* Exercise description: Scan the entries below. List each line with "dictionary".

* Record excerpts:
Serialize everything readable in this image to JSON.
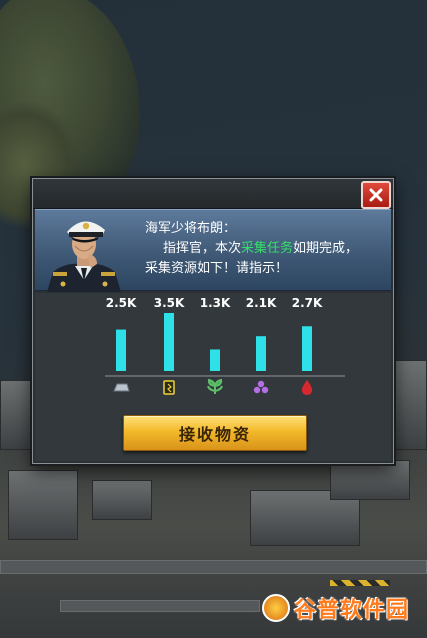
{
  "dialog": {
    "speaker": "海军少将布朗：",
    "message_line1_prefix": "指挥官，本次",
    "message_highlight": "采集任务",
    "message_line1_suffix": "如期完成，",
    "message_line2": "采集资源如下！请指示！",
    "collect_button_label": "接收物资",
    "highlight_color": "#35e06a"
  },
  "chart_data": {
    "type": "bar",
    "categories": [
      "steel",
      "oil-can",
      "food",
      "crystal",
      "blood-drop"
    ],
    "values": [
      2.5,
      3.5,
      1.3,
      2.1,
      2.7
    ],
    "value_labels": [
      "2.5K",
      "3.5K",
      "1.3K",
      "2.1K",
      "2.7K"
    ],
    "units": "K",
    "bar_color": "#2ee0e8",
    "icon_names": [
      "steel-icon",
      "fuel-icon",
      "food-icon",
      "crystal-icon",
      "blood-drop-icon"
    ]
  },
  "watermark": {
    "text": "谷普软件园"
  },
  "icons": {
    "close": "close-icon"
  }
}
---
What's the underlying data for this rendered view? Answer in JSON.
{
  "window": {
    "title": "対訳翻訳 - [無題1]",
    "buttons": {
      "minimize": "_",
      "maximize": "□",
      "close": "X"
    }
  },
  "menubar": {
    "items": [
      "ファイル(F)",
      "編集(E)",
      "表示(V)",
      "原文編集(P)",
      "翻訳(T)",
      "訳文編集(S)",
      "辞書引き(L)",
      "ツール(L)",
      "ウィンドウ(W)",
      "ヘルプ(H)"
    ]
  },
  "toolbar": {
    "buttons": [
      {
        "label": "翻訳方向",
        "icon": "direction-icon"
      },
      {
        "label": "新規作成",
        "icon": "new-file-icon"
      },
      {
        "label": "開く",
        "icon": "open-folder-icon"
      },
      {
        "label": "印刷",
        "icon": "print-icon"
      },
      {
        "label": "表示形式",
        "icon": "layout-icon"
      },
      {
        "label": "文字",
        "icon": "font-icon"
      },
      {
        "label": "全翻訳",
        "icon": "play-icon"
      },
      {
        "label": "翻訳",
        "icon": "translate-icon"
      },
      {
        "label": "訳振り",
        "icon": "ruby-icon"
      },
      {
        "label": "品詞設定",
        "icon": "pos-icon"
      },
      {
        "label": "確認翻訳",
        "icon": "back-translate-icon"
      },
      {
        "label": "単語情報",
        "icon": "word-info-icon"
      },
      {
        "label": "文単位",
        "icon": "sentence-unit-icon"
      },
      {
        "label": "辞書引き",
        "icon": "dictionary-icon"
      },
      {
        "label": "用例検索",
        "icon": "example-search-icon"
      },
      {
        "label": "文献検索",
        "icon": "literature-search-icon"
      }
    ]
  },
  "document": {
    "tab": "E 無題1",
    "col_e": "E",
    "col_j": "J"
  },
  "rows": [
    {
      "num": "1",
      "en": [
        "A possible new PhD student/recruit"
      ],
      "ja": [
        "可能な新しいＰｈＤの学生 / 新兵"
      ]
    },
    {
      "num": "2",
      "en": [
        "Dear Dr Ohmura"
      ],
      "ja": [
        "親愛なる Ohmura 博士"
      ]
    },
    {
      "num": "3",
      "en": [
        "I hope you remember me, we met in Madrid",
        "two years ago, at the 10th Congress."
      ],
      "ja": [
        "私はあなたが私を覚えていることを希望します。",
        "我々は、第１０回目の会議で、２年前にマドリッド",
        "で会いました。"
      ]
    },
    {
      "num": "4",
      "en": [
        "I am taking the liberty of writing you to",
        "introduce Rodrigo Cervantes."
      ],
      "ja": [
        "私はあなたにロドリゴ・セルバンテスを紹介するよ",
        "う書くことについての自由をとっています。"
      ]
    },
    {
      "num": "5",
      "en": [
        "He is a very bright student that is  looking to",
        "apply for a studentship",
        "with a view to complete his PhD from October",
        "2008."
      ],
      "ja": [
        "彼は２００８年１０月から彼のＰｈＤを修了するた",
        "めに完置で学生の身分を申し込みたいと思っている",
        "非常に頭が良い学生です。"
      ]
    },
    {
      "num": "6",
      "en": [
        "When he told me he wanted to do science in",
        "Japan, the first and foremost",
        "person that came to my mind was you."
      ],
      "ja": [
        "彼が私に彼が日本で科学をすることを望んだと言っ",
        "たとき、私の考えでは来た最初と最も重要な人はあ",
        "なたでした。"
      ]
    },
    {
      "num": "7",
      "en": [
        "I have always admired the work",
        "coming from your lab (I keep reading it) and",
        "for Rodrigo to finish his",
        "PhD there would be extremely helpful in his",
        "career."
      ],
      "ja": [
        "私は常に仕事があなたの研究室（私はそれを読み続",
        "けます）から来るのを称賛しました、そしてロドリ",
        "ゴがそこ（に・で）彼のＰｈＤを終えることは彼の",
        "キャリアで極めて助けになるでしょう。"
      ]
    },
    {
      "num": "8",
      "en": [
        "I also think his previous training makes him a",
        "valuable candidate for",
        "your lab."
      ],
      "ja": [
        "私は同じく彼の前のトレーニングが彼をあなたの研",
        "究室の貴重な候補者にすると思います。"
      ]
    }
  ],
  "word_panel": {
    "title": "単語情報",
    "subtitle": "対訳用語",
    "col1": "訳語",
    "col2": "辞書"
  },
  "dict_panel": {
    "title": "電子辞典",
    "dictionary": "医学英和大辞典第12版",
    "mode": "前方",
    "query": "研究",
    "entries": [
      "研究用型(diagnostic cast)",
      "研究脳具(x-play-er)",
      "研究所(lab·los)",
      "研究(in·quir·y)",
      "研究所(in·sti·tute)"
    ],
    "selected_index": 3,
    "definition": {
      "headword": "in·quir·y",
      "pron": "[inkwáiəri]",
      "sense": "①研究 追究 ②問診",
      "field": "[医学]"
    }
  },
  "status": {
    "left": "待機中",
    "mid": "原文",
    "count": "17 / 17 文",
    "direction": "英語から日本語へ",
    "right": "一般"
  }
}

* Written response:
        "icon": "dictionary-icon"
    "dictionary": "医学英和大辞典第12版",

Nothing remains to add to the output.